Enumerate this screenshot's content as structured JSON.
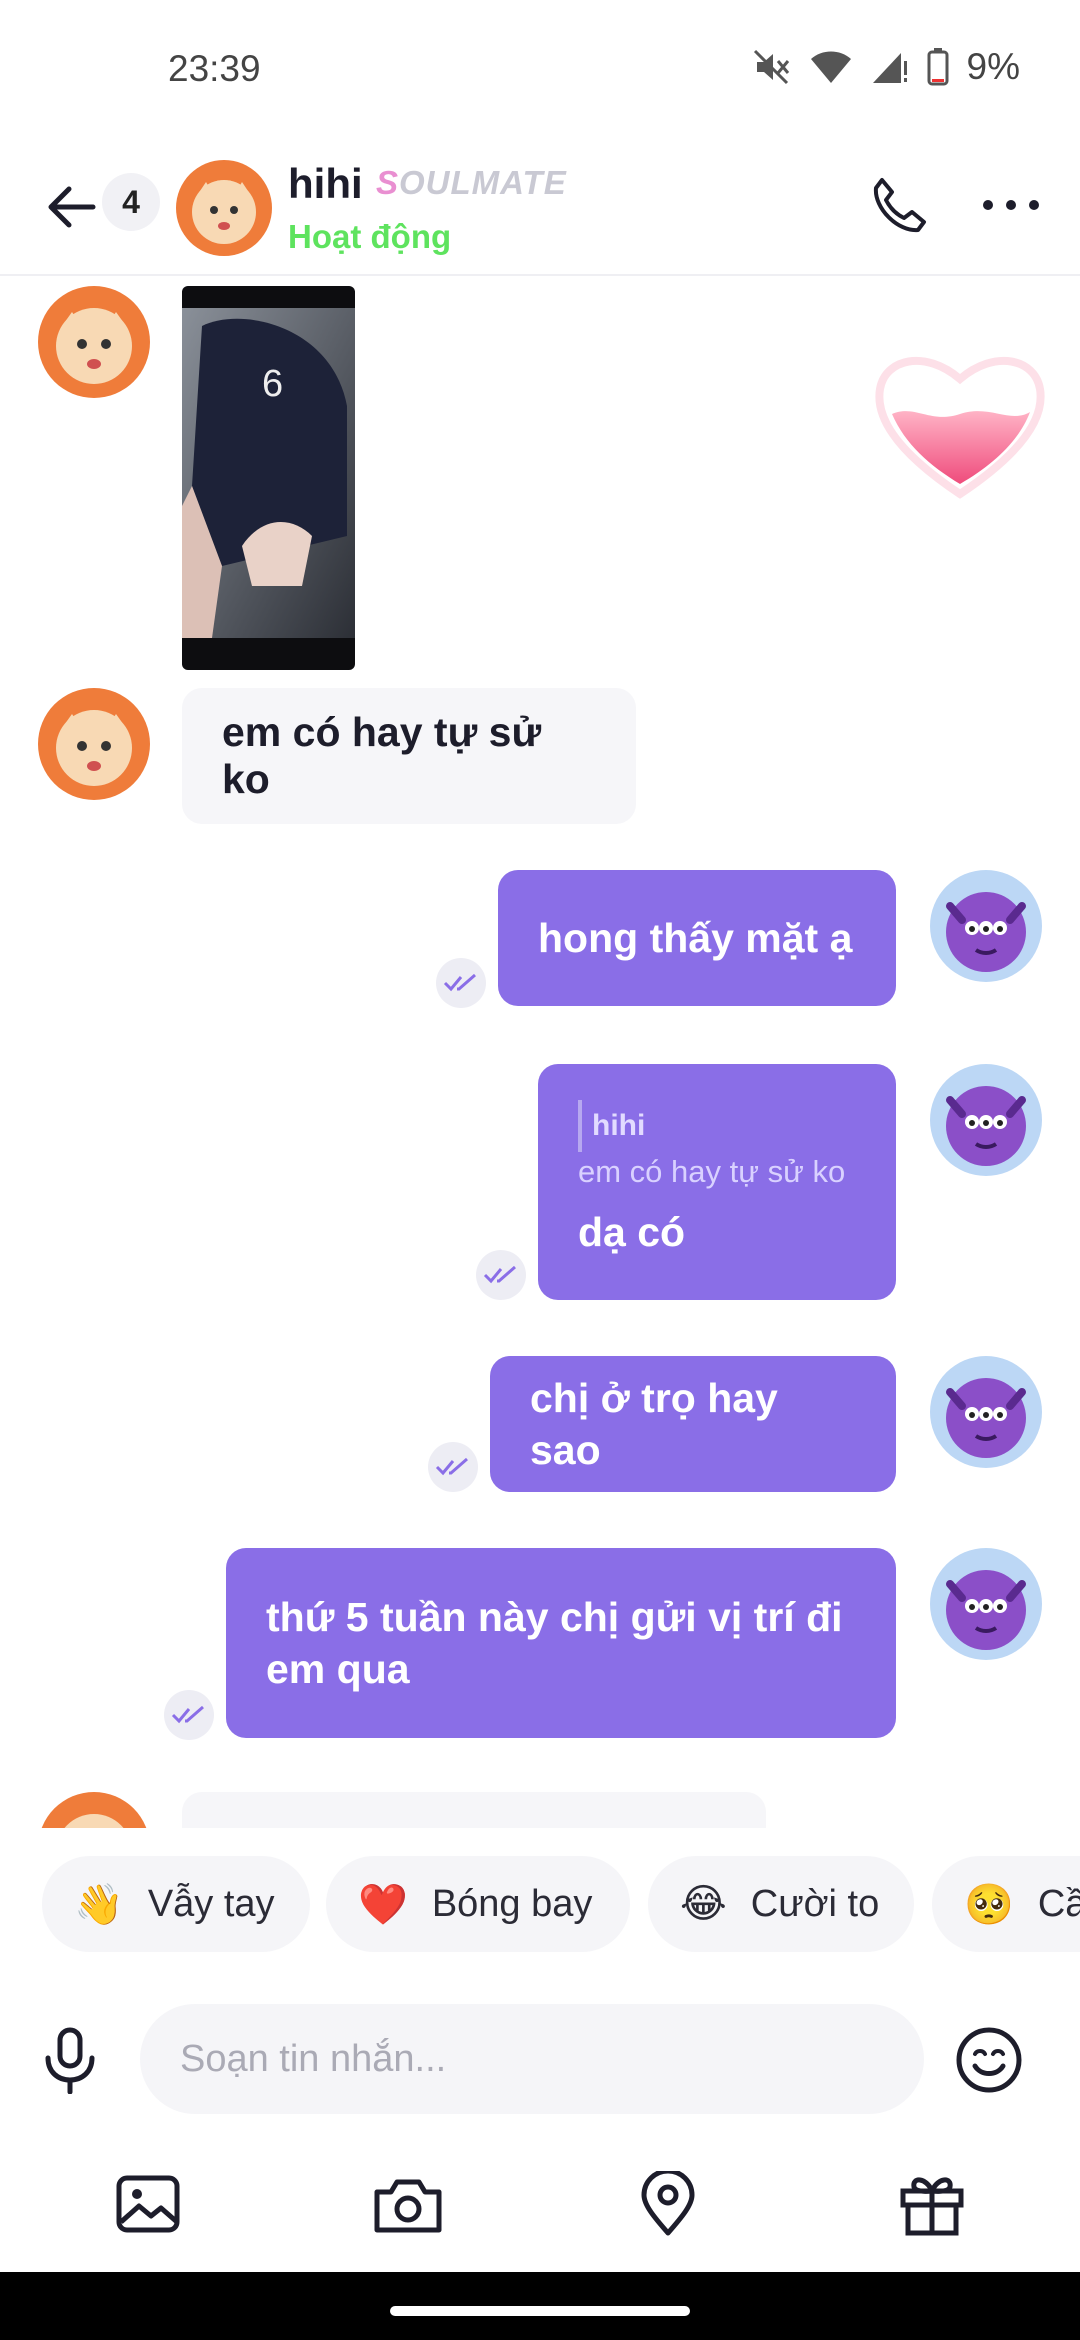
{
  "status_bar": {
    "time": "23:39",
    "battery": "9%"
  },
  "header": {
    "unread_count": "4",
    "contact_name": "hihi",
    "tag_label": "SOULMATE",
    "status": "Hoạt động"
  },
  "messages": {
    "incoming_1": "em có hay tự sử ko",
    "outgoing_1": "hong thấy mặt ạ",
    "reply_quote_name": "hihi",
    "reply_quote_text": "em có hay tự sử ko",
    "outgoing_2": "dạ có",
    "outgoing_3": "chị ở trọ hay sao",
    "outgoing_4": "thứ 5 tuần này chị gửi vị trí đi em qua"
  },
  "quick_reactions": [
    {
      "emoji": "👋",
      "label": "Vẫy tay"
    },
    {
      "emoji": "❤️",
      "label": "Bóng bay"
    },
    {
      "emoji": "😂",
      "label": "Cười to"
    },
    {
      "emoji": "🥺",
      "label": "Cầ"
    }
  ],
  "composer": {
    "placeholder": "Soạn tin nhắn..."
  },
  "colors": {
    "accent": "#8a6ee7",
    "online": "#5ee35e",
    "incoming_bubble": "#f6f6f9"
  },
  "icons": [
    "back-arrow-icon",
    "phone-icon",
    "more-icon",
    "mic-icon",
    "emoji-icon",
    "gallery-icon",
    "camera-icon",
    "location-icon",
    "gift-icon",
    "read-check-icon",
    "heart-icon"
  ]
}
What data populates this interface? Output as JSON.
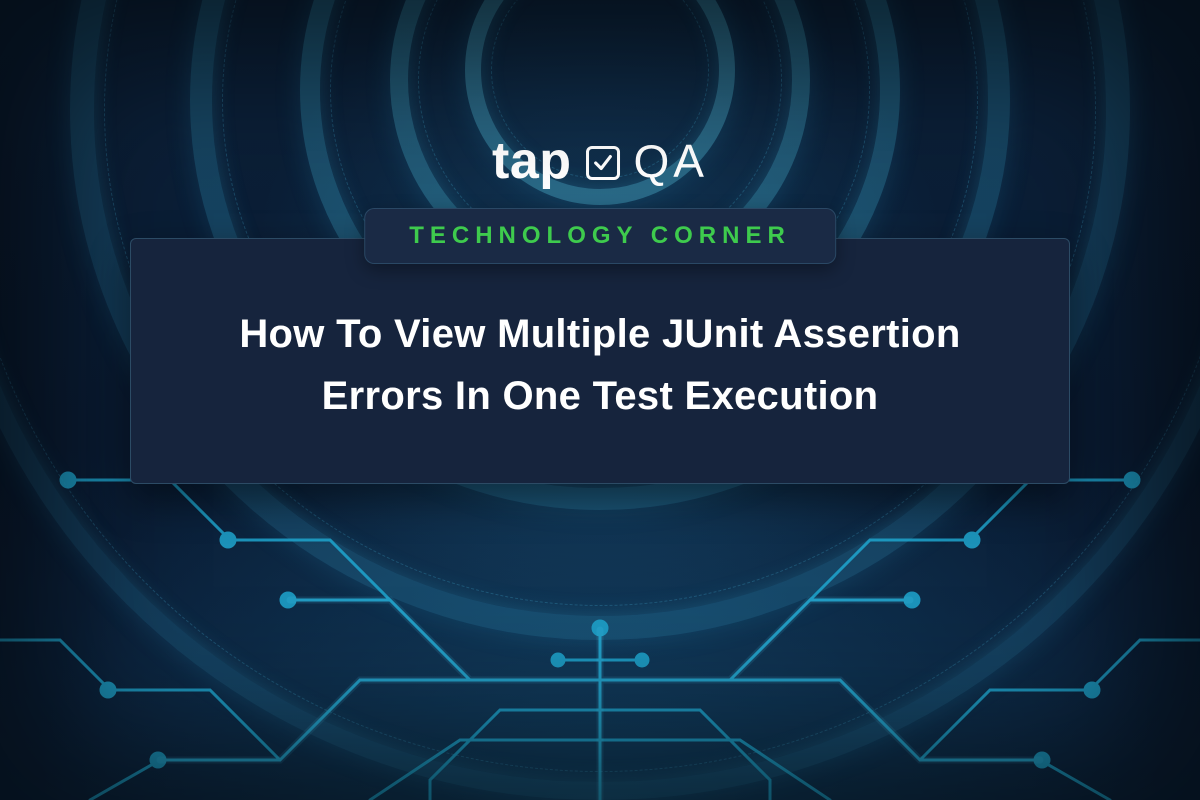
{
  "brand": {
    "word1": "tap",
    "word2": "QA"
  },
  "badge": {
    "label": "TECHNOLOGY CORNER"
  },
  "card": {
    "title": "How To View Multiple JUnit Assertion Errors In One Test Execution"
  },
  "colors": {
    "accent_green": "#3ecb4d",
    "panel": "#16243d",
    "badge_bg": "#1a2a45"
  }
}
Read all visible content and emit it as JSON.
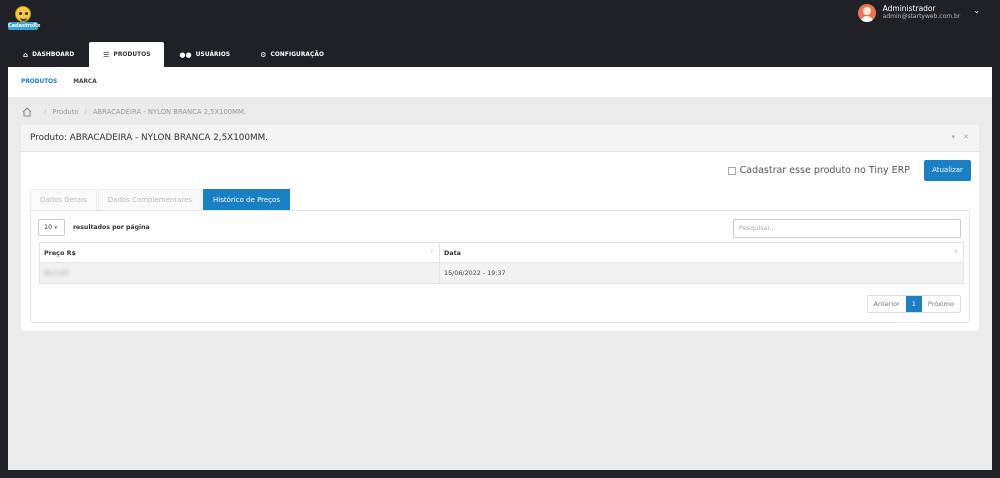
{
  "brand": {
    "logo_text": "CadastroRx"
  },
  "user": {
    "name": "Administrador",
    "email": "admin@startyweb.com.br"
  },
  "nav": {
    "items": [
      {
        "icon": "⌂",
        "label": "DASHBOARD"
      },
      {
        "icon": "☰",
        "label": "PRODUTOS"
      },
      {
        "icon": "👥",
        "label": "USUÁRIOS"
      },
      {
        "icon": "⚙",
        "label": "CONFIGURAÇÃO"
      }
    ]
  },
  "subnav": {
    "items": [
      "PRODUTOS",
      "MARCA"
    ]
  },
  "breadcrumb": {
    "items": [
      "Produto",
      "ABRACADEIRA - NYLON BRANCA 2,5X100MM."
    ]
  },
  "panel": {
    "title": "Produto: ABRACADEIRA - NYLON BRANCA 2,5X100MM.",
    "tiny_label": "Cadastrar esse produto no Tiny ERP",
    "update_button": "Atualizar"
  },
  "tabs": [
    "Dados Gerais",
    "Dados Complementares",
    "Histórico de Preços"
  ],
  "datatable": {
    "length_value": "10",
    "length_label": "resultados por página",
    "search_placeholder": "Pesquisar...",
    "columns": [
      "Preço R$",
      "Data"
    ],
    "rows": [
      {
        "price": "R$ 0,00",
        "date": "15/06/2022 - 19:37"
      }
    ],
    "pager": {
      "prev": "Anterior",
      "current": "1",
      "next": "Próximo"
    }
  },
  "colors": {
    "accent": "#1b7fc4",
    "topbar": "#1f2126"
  }
}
____________
OBJECTIVE: Copy out every line of the listing that includes the string "NYLON".

SOLUTION TO THIS PROBLEM:
      "ABRACADEIRA - NYLON BRANCA 2,5X100MM."
    "title": "Produto: ABRACADEIRA - NYLON BRANCA 2,5X100MM.",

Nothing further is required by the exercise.